WORK TO COMPLETE:
Identify the lines that contain the string "data" and report only how many there are.

===== ENTRIES PROVIDED =====

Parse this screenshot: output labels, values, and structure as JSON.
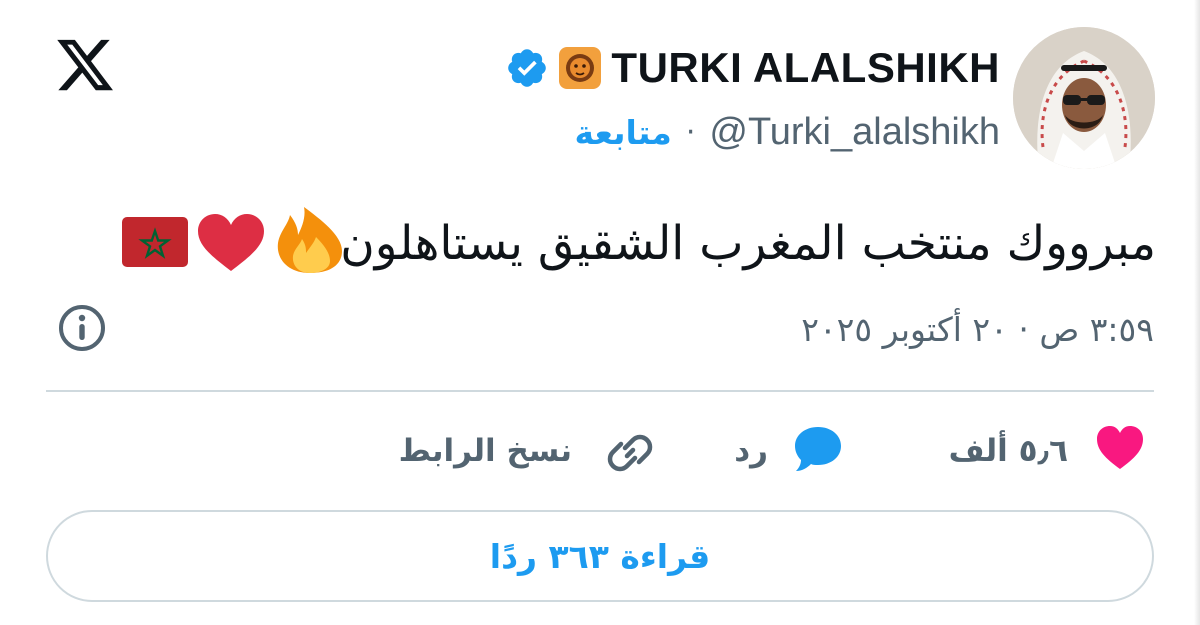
{
  "header": {
    "display_name": "TURKI ALALSHIKH",
    "handle": "@Turki_alalshikh",
    "separator": "·",
    "follow_label": "متابعة",
    "avatar": "profile-photo"
  },
  "tweet": {
    "text": "مبرووك منتخب المغرب الشقيق يستاهلون",
    "emojis": [
      "fire-emoji",
      "red-heart-emoji",
      "morocco-flag-emoji"
    ],
    "timestamp": "٣:٥٩ ص · ٢٠ أكتوبر ٢٠٢٥"
  },
  "actions": {
    "like_count": "٥٫٦ ألف",
    "reply_label": "رد",
    "copy_link_label": "نسخ الرابط"
  },
  "read_replies_label": "قراءة ٣٦٣ ردًا",
  "colors": {
    "accent": "#1d9bf0",
    "text": "#0f1419",
    "muted": "#536471",
    "like": "#f91880",
    "border": "#cfd9de"
  },
  "icons": {
    "logo": "x-logo-icon",
    "verified": "verified-badge-icon",
    "affiliate": "lion-badge-icon",
    "info": "info-icon",
    "like": "heart-icon",
    "reply": "speech-bubble-icon",
    "link": "link-icon"
  }
}
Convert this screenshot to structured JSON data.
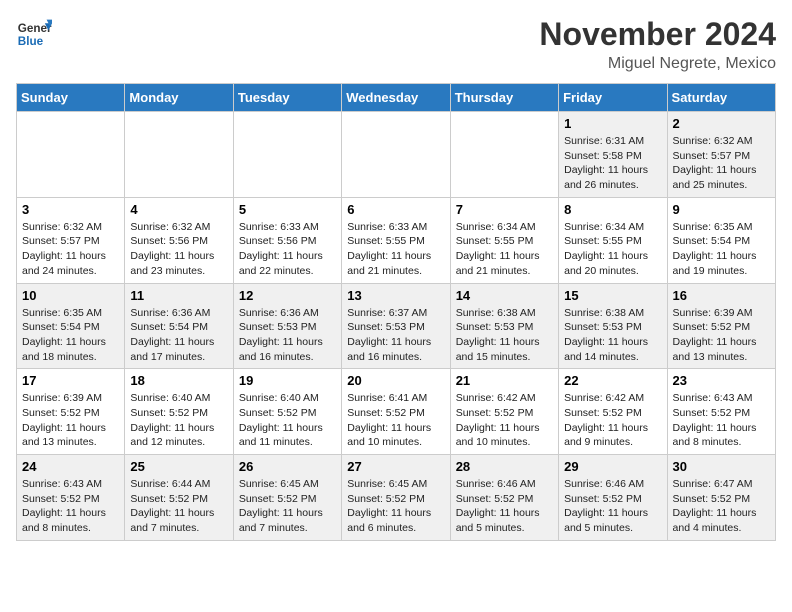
{
  "logo": {
    "general": "General",
    "blue": "Blue"
  },
  "header": {
    "month": "November 2024",
    "location": "Miguel Negrete, Mexico"
  },
  "weekdays": [
    "Sunday",
    "Monday",
    "Tuesday",
    "Wednesday",
    "Thursday",
    "Friday",
    "Saturday"
  ],
  "weeks": [
    [
      {
        "day": "",
        "info": ""
      },
      {
        "day": "",
        "info": ""
      },
      {
        "day": "",
        "info": ""
      },
      {
        "day": "",
        "info": ""
      },
      {
        "day": "",
        "info": ""
      },
      {
        "day": "1",
        "info": "Sunrise: 6:31 AM\nSunset: 5:58 PM\nDaylight: 11 hours\nand 26 minutes."
      },
      {
        "day": "2",
        "info": "Sunrise: 6:32 AM\nSunset: 5:57 PM\nDaylight: 11 hours\nand 25 minutes."
      }
    ],
    [
      {
        "day": "3",
        "info": "Sunrise: 6:32 AM\nSunset: 5:57 PM\nDaylight: 11 hours\nand 24 minutes."
      },
      {
        "day": "4",
        "info": "Sunrise: 6:32 AM\nSunset: 5:56 PM\nDaylight: 11 hours\nand 23 minutes."
      },
      {
        "day": "5",
        "info": "Sunrise: 6:33 AM\nSunset: 5:56 PM\nDaylight: 11 hours\nand 22 minutes."
      },
      {
        "day": "6",
        "info": "Sunrise: 6:33 AM\nSunset: 5:55 PM\nDaylight: 11 hours\nand 21 minutes."
      },
      {
        "day": "7",
        "info": "Sunrise: 6:34 AM\nSunset: 5:55 PM\nDaylight: 11 hours\nand 21 minutes."
      },
      {
        "day": "8",
        "info": "Sunrise: 6:34 AM\nSunset: 5:55 PM\nDaylight: 11 hours\nand 20 minutes."
      },
      {
        "day": "9",
        "info": "Sunrise: 6:35 AM\nSunset: 5:54 PM\nDaylight: 11 hours\nand 19 minutes."
      }
    ],
    [
      {
        "day": "10",
        "info": "Sunrise: 6:35 AM\nSunset: 5:54 PM\nDaylight: 11 hours\nand 18 minutes."
      },
      {
        "day": "11",
        "info": "Sunrise: 6:36 AM\nSunset: 5:54 PM\nDaylight: 11 hours\nand 17 minutes."
      },
      {
        "day": "12",
        "info": "Sunrise: 6:36 AM\nSunset: 5:53 PM\nDaylight: 11 hours\nand 16 minutes."
      },
      {
        "day": "13",
        "info": "Sunrise: 6:37 AM\nSunset: 5:53 PM\nDaylight: 11 hours\nand 16 minutes."
      },
      {
        "day": "14",
        "info": "Sunrise: 6:38 AM\nSunset: 5:53 PM\nDaylight: 11 hours\nand 15 minutes."
      },
      {
        "day": "15",
        "info": "Sunrise: 6:38 AM\nSunset: 5:53 PM\nDaylight: 11 hours\nand 14 minutes."
      },
      {
        "day": "16",
        "info": "Sunrise: 6:39 AM\nSunset: 5:52 PM\nDaylight: 11 hours\nand 13 minutes."
      }
    ],
    [
      {
        "day": "17",
        "info": "Sunrise: 6:39 AM\nSunset: 5:52 PM\nDaylight: 11 hours\nand 13 minutes."
      },
      {
        "day": "18",
        "info": "Sunrise: 6:40 AM\nSunset: 5:52 PM\nDaylight: 11 hours\nand 12 minutes."
      },
      {
        "day": "19",
        "info": "Sunrise: 6:40 AM\nSunset: 5:52 PM\nDaylight: 11 hours\nand 11 minutes."
      },
      {
        "day": "20",
        "info": "Sunrise: 6:41 AM\nSunset: 5:52 PM\nDaylight: 11 hours\nand 10 minutes."
      },
      {
        "day": "21",
        "info": "Sunrise: 6:42 AM\nSunset: 5:52 PM\nDaylight: 11 hours\nand 10 minutes."
      },
      {
        "day": "22",
        "info": "Sunrise: 6:42 AM\nSunset: 5:52 PM\nDaylight: 11 hours\nand 9 minutes."
      },
      {
        "day": "23",
        "info": "Sunrise: 6:43 AM\nSunset: 5:52 PM\nDaylight: 11 hours\nand 8 minutes."
      }
    ],
    [
      {
        "day": "24",
        "info": "Sunrise: 6:43 AM\nSunset: 5:52 PM\nDaylight: 11 hours\nand 8 minutes."
      },
      {
        "day": "25",
        "info": "Sunrise: 6:44 AM\nSunset: 5:52 PM\nDaylight: 11 hours\nand 7 minutes."
      },
      {
        "day": "26",
        "info": "Sunrise: 6:45 AM\nSunset: 5:52 PM\nDaylight: 11 hours\nand 7 minutes."
      },
      {
        "day": "27",
        "info": "Sunrise: 6:45 AM\nSunset: 5:52 PM\nDaylight: 11 hours\nand 6 minutes."
      },
      {
        "day": "28",
        "info": "Sunrise: 6:46 AM\nSunset: 5:52 PM\nDaylight: 11 hours\nand 5 minutes."
      },
      {
        "day": "29",
        "info": "Sunrise: 6:46 AM\nSunset: 5:52 PM\nDaylight: 11 hours\nand 5 minutes."
      },
      {
        "day": "30",
        "info": "Sunrise: 6:47 AM\nSunset: 5:52 PM\nDaylight: 11 hours\nand 4 minutes."
      }
    ]
  ]
}
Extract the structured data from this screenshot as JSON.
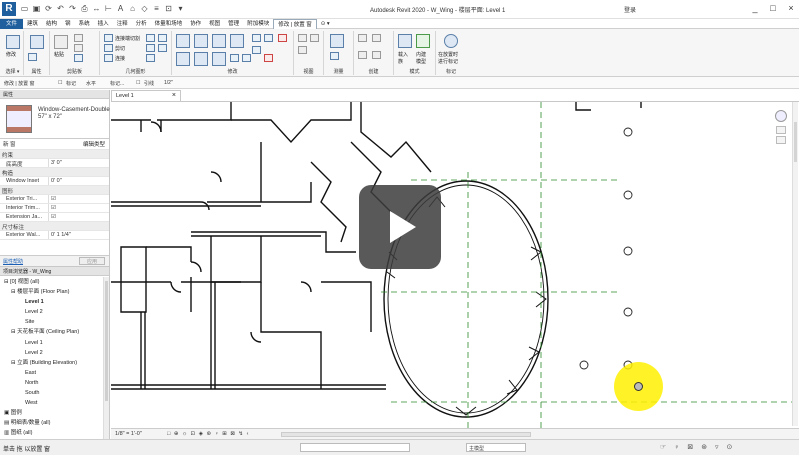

=====

WORKED SOLUTION:
2